### Exercise prompt:
Give every line from the entries that contains "Branching".

▼▼▼

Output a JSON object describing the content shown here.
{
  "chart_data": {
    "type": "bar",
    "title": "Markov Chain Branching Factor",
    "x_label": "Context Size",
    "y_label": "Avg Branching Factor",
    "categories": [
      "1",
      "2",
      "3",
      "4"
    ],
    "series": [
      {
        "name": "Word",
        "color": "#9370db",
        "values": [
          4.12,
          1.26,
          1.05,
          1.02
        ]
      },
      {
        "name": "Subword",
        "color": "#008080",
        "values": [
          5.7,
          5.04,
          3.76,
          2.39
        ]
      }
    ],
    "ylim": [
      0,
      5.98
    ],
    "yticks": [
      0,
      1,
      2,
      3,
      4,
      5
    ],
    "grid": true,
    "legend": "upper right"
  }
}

▲▲▲

### Answer to this task:
    "title": "Markov Chain Branching Factor",
    "y_label": "Avg Branching Factor",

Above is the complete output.